- AIM:
Print the entries verbatim, leaving out the images they contain.

— BEGIN RECORDS FOR THE TASK —

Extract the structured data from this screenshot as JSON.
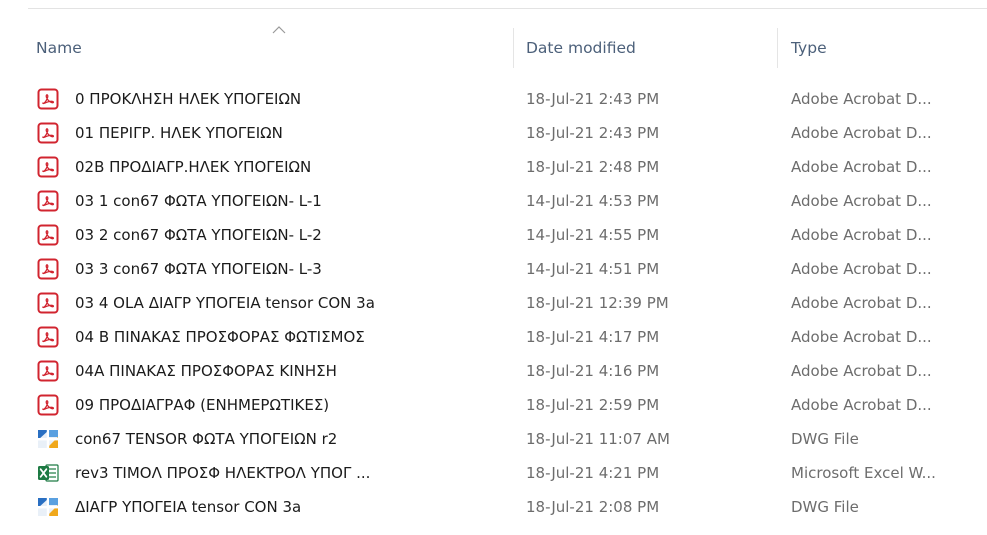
{
  "columns": {
    "name": "Name",
    "date_modified": "Date modified",
    "type": "Type"
  },
  "sort": {
    "column": "name",
    "direction": "ascending",
    "icon": "sort-up-chevron-icon"
  },
  "colors": {
    "header_text": "#4c607a",
    "pdf_red": "#d1242f",
    "dwg_blue": "#2a6fc2",
    "excel_green": "#1d7a43",
    "secondary_text": "#6d6d6d"
  },
  "files": [
    {
      "icon": "pdf-icon",
      "name": "0 ΠΡΟΚΛΗΣΗ ΗΛΕΚ ΥΠΟΓΕΙΩΝ",
      "date": "18-Jul-21 2:43 PM",
      "type": "Adobe Acrobat D..."
    },
    {
      "icon": "pdf-icon",
      "name": "01 ΠΕΡΙΓΡ. ΗΛΕΚ ΥΠΟΓΕΙΩΝ",
      "date": "18-Jul-21 2:43 PM",
      "type": "Adobe Acrobat D..."
    },
    {
      "icon": "pdf-icon",
      "name": "02Β ΠΡΟΔΙΑΓΡ.ΗΛΕΚ ΥΠΟΓΕΙΩΝ",
      "date": "18-Jul-21 2:48 PM",
      "type": "Adobe Acrobat D..."
    },
    {
      "icon": "pdf-icon",
      "name": "03 1 con67 ΦΩΤΑ ΥΠΟΓΕΙΩΝ- L-1",
      "date": "14-Jul-21 4:53 PM",
      "type": "Adobe Acrobat D..."
    },
    {
      "icon": "pdf-icon",
      "name": "03 2 con67 ΦΩΤΑ ΥΠΟΓΕΙΩΝ- L-2",
      "date": "14-Jul-21 4:55 PM",
      "type": "Adobe Acrobat D..."
    },
    {
      "icon": "pdf-icon",
      "name": "03 3 con67 ΦΩΤΑ ΥΠΟΓΕΙΩΝ- L-3",
      "date": "14-Jul-21 4:51 PM",
      "type": "Adobe Acrobat D..."
    },
    {
      "icon": "pdf-icon",
      "name": "03 4 OLA ΔΙΑΓΡ ΥΠΟΓΕΙΑ  tensor  CON 3a",
      "date": "18-Jul-21 12:39 PM",
      "type": "Adobe Acrobat D..."
    },
    {
      "icon": "pdf-icon",
      "name": "04 Β  ΠΙΝΑΚΑΣ ΠΡΟΣΦΟΡΑΣ ΦΩΤΙΣΜΟΣ",
      "date": "18-Jul-21 4:17 PM",
      "type": "Adobe Acrobat D..."
    },
    {
      "icon": "pdf-icon",
      "name": "04Α ΠΙΝΑΚΑΣ ΠΡΟΣΦΟΡΑΣ ΚΙΝΗΣΗ",
      "date": "18-Jul-21 4:16 PM",
      "type": "Adobe Acrobat D..."
    },
    {
      "icon": "pdf-icon",
      "name": "09 ΠΡΟΔΙΑΓΡΑΦ (ΕΝΗΜΕΡΩΤΙΚΕΣ)",
      "date": "18-Jul-21 2:59 PM",
      "type": "Adobe Acrobat D..."
    },
    {
      "icon": "dwg-icon",
      "name": "con67 TENSOR  ΦΩΤΑ ΥΠΟΓΕΙΩΝ r2",
      "date": "18-Jul-21 11:07 AM",
      "type": "DWG File"
    },
    {
      "icon": "excel-icon",
      "name": "rev3 ΤΙΜΟΛ ΠΡΟΣΦ  ΗΛΕΚΤΡΟΛ ΥΠΟΓ  ...",
      "date": "18-Jul-21 4:21 PM",
      "type": "Microsoft Excel W..."
    },
    {
      "icon": "dwg-icon",
      "name": "ΔΙΑΓΡ ΥΠΟΓΕΙΑ  tensor  CON 3a",
      "date": "18-Jul-21 2:08 PM",
      "type": "DWG File"
    }
  ]
}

— END RECORDS FOR THE TASK —

- REPLY TO THE TASK:
Extract the structured data from this screenshot as JSON.
{
  "columns": {
    "name": "Name",
    "date_modified": "Date modified",
    "type": "Type"
  },
  "sort": {
    "column": "name",
    "direction": "ascending",
    "icon": "sort-up-chevron-icon"
  },
  "colors": {
    "header_text": "#4c607a",
    "pdf_red": "#d1242f",
    "dwg_blue": "#2a6fc2",
    "excel_green": "#1d7a43",
    "secondary_text": "#6d6d6d"
  },
  "files": [
    {
      "icon": "pdf-icon",
      "name": "0 ΠΡΟΚΛΗΣΗ ΗΛΕΚ ΥΠΟΓΕΙΩΝ",
      "date": "18-Jul-21 2:43 PM",
      "type": "Adobe Acrobat D..."
    },
    {
      "icon": "pdf-icon",
      "name": "01 ΠΕΡΙΓΡ. ΗΛΕΚ ΥΠΟΓΕΙΩΝ",
      "date": "18-Jul-21 2:43 PM",
      "type": "Adobe Acrobat D..."
    },
    {
      "icon": "pdf-icon",
      "name": "02Β ΠΡΟΔΙΑΓΡ.ΗΛΕΚ ΥΠΟΓΕΙΩΝ",
      "date": "18-Jul-21 2:48 PM",
      "type": "Adobe Acrobat D..."
    },
    {
      "icon": "pdf-icon",
      "name": "03 1 con67 ΦΩΤΑ ΥΠΟΓΕΙΩΝ- L-1",
      "date": "14-Jul-21 4:53 PM",
      "type": "Adobe Acrobat D..."
    },
    {
      "icon": "pdf-icon",
      "name": "03 2 con67 ΦΩΤΑ ΥΠΟΓΕΙΩΝ- L-2",
      "date": "14-Jul-21 4:55 PM",
      "type": "Adobe Acrobat D..."
    },
    {
      "icon": "pdf-icon",
      "name": "03 3 con67 ΦΩΤΑ ΥΠΟΓΕΙΩΝ- L-3",
      "date": "14-Jul-21 4:51 PM",
      "type": "Adobe Acrobat D..."
    },
    {
      "icon": "pdf-icon",
      "name": "03 4 OLA ΔΙΑΓΡ ΥΠΟΓΕΙΑ  tensor  CON 3a",
      "date": "18-Jul-21 12:39 PM",
      "type": "Adobe Acrobat D..."
    },
    {
      "icon": "pdf-icon",
      "name": "04 Β  ΠΙΝΑΚΑΣ ΠΡΟΣΦΟΡΑΣ ΦΩΤΙΣΜΟΣ",
      "date": "18-Jul-21 4:17 PM",
      "type": "Adobe Acrobat D..."
    },
    {
      "icon": "pdf-icon",
      "name": "04Α ΠΙΝΑΚΑΣ ΠΡΟΣΦΟΡΑΣ ΚΙΝΗΣΗ",
      "date": "18-Jul-21 4:16 PM",
      "type": "Adobe Acrobat D..."
    },
    {
      "icon": "pdf-icon",
      "name": "09 ΠΡΟΔΙΑΓΡΑΦ (ΕΝΗΜΕΡΩΤΙΚΕΣ)",
      "date": "18-Jul-21 2:59 PM",
      "type": "Adobe Acrobat D..."
    },
    {
      "icon": "dwg-icon",
      "name": "con67 TENSOR  ΦΩΤΑ ΥΠΟΓΕΙΩΝ r2",
      "date": "18-Jul-21 11:07 AM",
      "type": "DWG File"
    },
    {
      "icon": "excel-icon",
      "name": "rev3 ΤΙΜΟΛ ΠΡΟΣΦ  ΗΛΕΚΤΡΟΛ ΥΠΟΓ  ...",
      "date": "18-Jul-21 4:21 PM",
      "type": "Microsoft Excel W..."
    },
    {
      "icon": "dwg-icon",
      "name": "ΔΙΑΓΡ ΥΠΟΓΕΙΑ  tensor  CON 3a",
      "date": "18-Jul-21 2:08 PM",
      "type": "DWG File"
    }
  ]
}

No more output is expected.